Verbatim output of all the material below is required.

**SUPPLIED MATERIAL:**
━━━━━━━━━━

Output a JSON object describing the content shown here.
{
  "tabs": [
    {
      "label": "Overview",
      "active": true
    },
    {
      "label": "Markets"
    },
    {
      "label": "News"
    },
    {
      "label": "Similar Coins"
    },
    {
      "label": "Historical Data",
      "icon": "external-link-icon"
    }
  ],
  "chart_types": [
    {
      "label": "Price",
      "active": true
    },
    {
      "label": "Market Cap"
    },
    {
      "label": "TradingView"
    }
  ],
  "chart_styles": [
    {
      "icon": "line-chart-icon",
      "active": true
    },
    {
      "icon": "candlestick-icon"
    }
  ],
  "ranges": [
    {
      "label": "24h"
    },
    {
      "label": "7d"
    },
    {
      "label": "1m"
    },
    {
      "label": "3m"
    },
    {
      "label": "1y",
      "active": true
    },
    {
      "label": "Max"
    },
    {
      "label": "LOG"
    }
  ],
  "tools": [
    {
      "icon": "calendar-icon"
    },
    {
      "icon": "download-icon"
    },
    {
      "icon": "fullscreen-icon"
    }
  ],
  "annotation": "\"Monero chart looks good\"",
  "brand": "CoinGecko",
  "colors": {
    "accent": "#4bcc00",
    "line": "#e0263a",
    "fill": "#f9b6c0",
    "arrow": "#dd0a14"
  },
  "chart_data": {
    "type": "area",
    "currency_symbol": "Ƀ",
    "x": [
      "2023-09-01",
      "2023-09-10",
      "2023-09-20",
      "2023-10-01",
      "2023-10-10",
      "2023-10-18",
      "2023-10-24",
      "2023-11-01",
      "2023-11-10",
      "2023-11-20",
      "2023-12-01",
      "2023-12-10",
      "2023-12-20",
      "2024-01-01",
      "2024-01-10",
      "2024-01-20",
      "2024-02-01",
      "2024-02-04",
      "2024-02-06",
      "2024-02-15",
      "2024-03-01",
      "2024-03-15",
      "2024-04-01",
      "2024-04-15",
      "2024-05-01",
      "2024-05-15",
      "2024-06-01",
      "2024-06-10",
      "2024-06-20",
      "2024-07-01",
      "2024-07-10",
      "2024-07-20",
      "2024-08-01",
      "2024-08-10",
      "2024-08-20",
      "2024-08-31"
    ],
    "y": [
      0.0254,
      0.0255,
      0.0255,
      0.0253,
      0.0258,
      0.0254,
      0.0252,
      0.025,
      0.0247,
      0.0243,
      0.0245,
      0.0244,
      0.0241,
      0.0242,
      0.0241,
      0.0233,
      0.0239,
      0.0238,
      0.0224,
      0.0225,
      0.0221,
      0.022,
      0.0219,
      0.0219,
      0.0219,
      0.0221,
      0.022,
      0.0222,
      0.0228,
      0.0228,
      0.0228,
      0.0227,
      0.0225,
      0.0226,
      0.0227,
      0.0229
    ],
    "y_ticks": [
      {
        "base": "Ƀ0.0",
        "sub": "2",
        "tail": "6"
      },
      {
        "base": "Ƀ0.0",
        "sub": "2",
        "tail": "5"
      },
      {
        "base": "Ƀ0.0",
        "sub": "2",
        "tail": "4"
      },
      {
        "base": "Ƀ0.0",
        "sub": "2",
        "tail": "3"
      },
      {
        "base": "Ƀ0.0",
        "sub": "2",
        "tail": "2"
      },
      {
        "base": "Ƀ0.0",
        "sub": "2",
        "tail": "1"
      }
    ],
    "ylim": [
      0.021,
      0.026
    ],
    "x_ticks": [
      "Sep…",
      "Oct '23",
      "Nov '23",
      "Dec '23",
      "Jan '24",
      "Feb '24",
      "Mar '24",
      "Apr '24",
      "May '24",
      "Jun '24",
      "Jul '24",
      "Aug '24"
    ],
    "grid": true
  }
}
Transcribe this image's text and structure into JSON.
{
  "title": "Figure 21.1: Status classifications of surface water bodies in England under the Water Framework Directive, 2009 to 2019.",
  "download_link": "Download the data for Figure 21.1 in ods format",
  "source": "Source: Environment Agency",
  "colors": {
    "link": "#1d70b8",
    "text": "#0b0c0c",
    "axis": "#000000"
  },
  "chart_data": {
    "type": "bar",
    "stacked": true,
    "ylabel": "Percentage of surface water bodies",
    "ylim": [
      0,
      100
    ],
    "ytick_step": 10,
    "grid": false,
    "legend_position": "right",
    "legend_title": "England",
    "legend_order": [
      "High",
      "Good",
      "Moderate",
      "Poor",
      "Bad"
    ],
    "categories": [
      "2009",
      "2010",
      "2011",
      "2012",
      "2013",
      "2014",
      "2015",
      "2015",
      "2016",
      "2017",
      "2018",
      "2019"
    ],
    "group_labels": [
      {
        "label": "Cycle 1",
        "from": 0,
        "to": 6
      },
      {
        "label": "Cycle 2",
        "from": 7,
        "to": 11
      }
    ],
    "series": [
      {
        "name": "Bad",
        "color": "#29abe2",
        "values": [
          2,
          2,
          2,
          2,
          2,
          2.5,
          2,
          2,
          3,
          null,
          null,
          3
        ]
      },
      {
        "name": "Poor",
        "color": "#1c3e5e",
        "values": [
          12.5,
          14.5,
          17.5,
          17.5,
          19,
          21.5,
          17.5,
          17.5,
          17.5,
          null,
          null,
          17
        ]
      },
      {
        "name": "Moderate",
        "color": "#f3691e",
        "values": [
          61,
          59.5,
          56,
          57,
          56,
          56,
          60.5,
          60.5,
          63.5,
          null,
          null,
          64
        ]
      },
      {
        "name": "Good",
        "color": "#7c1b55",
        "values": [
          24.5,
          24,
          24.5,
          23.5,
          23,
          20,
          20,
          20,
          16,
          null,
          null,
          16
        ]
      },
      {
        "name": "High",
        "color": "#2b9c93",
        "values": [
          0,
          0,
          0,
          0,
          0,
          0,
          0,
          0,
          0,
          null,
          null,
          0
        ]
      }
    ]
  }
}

━━━━━━━━━━

**FULL OUTPUT:**
Output a JSON object describing the content shown here.
{
  "tabs": [
    {
      "label": "Overview",
      "active": true
    },
    {
      "label": "Markets"
    },
    {
      "label": "News"
    },
    {
      "label": "Similar Coins"
    },
    {
      "label": "Historical Data",
      "icon": "external-link-icon"
    }
  ],
  "chart_types": [
    {
      "label": "Price",
      "active": true
    },
    {
      "label": "Market Cap"
    },
    {
      "label": "TradingView"
    }
  ],
  "chart_styles": [
    {
      "icon": "line-chart-icon",
      "active": true
    },
    {
      "icon": "candlestick-icon"
    }
  ],
  "ranges": [
    {
      "label": "24h"
    },
    {
      "label": "7d"
    },
    {
      "label": "1m"
    },
    {
      "label": "3m"
    },
    {
      "label": "1y",
      "active": true
    },
    {
      "label": "Max"
    },
    {
      "label": "LOG"
    }
  ],
  "tools": [
    {
      "icon": "calendar-icon"
    },
    {
      "icon": "download-icon"
    },
    {
      "icon": "fullscreen-icon"
    }
  ],
  "annotation": "\"Monero chart looks good\"",
  "brand": "CoinGecko",
  "colors": {
    "accent": "#4bcc00",
    "line": "#e0263a",
    "fill": "#f9b6c0",
    "arrow": "#dd0a14"
  },
  "chart_data": {
    "type": "area",
    "currency_symbol": "Ƀ",
    "x": [
      "2023-09-01",
      "2023-09-10",
      "2023-09-20",
      "2023-10-01",
      "2023-10-10",
      "2023-10-18",
      "2023-10-24",
      "2023-11-01",
      "2023-11-10",
      "2023-11-20",
      "2023-12-01",
      "2023-12-10",
      "2023-12-20",
      "2024-01-01",
      "2024-01-10",
      "2024-01-20",
      "2024-02-01",
      "2024-02-04",
      "2024-02-06",
      "2024-02-15",
      "2024-03-01",
      "2024-03-15",
      "2024-04-01",
      "2024-04-15",
      "2024-05-01",
      "2024-05-15",
      "2024-06-01",
      "2024-06-10",
      "2024-06-20",
      "2024-07-01",
      "2024-07-10",
      "2024-07-20",
      "2024-08-01",
      "2024-08-10",
      "2024-08-20",
      "2024-08-31"
    ],
    "y": [
      0.0254,
      0.0255,
      0.0255,
      0.0253,
      0.0258,
      0.0254,
      0.0252,
      0.025,
      0.0247,
      0.0243,
      0.0245,
      0.0244,
      0.0241,
      0.0242,
      0.0241,
      0.0233,
      0.0239,
      0.0238,
      0.0224,
      0.0225,
      0.0221,
      0.022,
      0.0219,
      0.0219,
      0.0219,
      0.0221,
      0.022,
      0.0222,
      0.0228,
      0.0228,
      0.0228,
      0.0227,
      0.0225,
      0.0226,
      0.0227,
      0.0229
    ],
    "y_ticks": [
      {
        "base": "Ƀ0.0",
        "sub": "2",
        "tail": "6"
      },
      {
        "base": "Ƀ0.0",
        "sub": "2",
        "tail": "5"
      },
      {
        "base": "Ƀ0.0",
        "sub": "2",
        "tail": "4"
      },
      {
        "base": "Ƀ0.0",
        "sub": "2",
        "tail": "3"
      },
      {
        "base": "Ƀ0.0",
        "sub": "2",
        "tail": "2"
      },
      {
        "base": "Ƀ0.0",
        "sub": "2",
        "tail": "1"
      }
    ],
    "ylim": [
      0.021,
      0.026
    ],
    "x_ticks": [
      "Sep…",
      "Oct '23",
      "Nov '23",
      "Dec '23",
      "Jan '24",
      "Feb '24",
      "Mar '24",
      "Apr '24",
      "May '24",
      "Jun '24",
      "Jul '24",
      "Aug '24"
    ],
    "grid": true
  }
}
Transcribe this image's text and structure into JSON.
{
  "title": "Figure 21.1: Status classifications of surface water bodies in England under the Water Framework Directive, 2009 to 2019.",
  "download_link": "Download the data for Figure 21.1 in ods format",
  "source": "Source: Environment Agency",
  "colors": {
    "link": "#1d70b8",
    "text": "#0b0c0c",
    "axis": "#000000"
  },
  "chart_data": {
    "type": "bar",
    "stacked": true,
    "ylabel": "Percentage of surface water bodies",
    "ylim": [
      0,
      100
    ],
    "ytick_step": 10,
    "grid": false,
    "legend_position": "right",
    "legend_title": "England",
    "legend_order": [
      "High",
      "Good",
      "Moderate",
      "Poor",
      "Bad"
    ],
    "categories": [
      "2009",
      "2010",
      "2011",
      "2012",
      "2013",
      "2014",
      "2015",
      "2015",
      "2016",
      "2017",
      "2018",
      "2019"
    ],
    "group_labels": [
      {
        "label": "Cycle 1",
        "from": 0,
        "to": 6
      },
      {
        "label": "Cycle 2",
        "from": 7,
        "to": 11
      }
    ],
    "series": [
      {
        "name": "Bad",
        "color": "#29abe2",
        "values": [
          2,
          2,
          2,
          2,
          2,
          2.5,
          2,
          2,
          3,
          null,
          null,
          3
        ]
      },
      {
        "name": "Poor",
        "color": "#1c3e5e",
        "values": [
          12.5,
          14.5,
          17.5,
          17.5,
          19,
          21.5,
          17.5,
          17.5,
          17.5,
          null,
          null,
          17
        ]
      },
      {
        "name": "Moderate",
        "color": "#f3691e",
        "values": [
          61,
          59.5,
          56,
          57,
          56,
          56,
          60.5,
          60.5,
          63.5,
          null,
          null,
          64
        ]
      },
      {
        "name": "Good",
        "color": "#7c1b55",
        "values": [
          24.5,
          24,
          24.5,
          23.5,
          23,
          20,
          20,
          20,
          16,
          null,
          null,
          16
        ]
      },
      {
        "name": "High",
        "color": "#2b9c93",
        "values": [
          0,
          0,
          0,
          0,
          0,
          0,
          0,
          0,
          0,
          null,
          null,
          0
        ]
      }
    ]
  }
}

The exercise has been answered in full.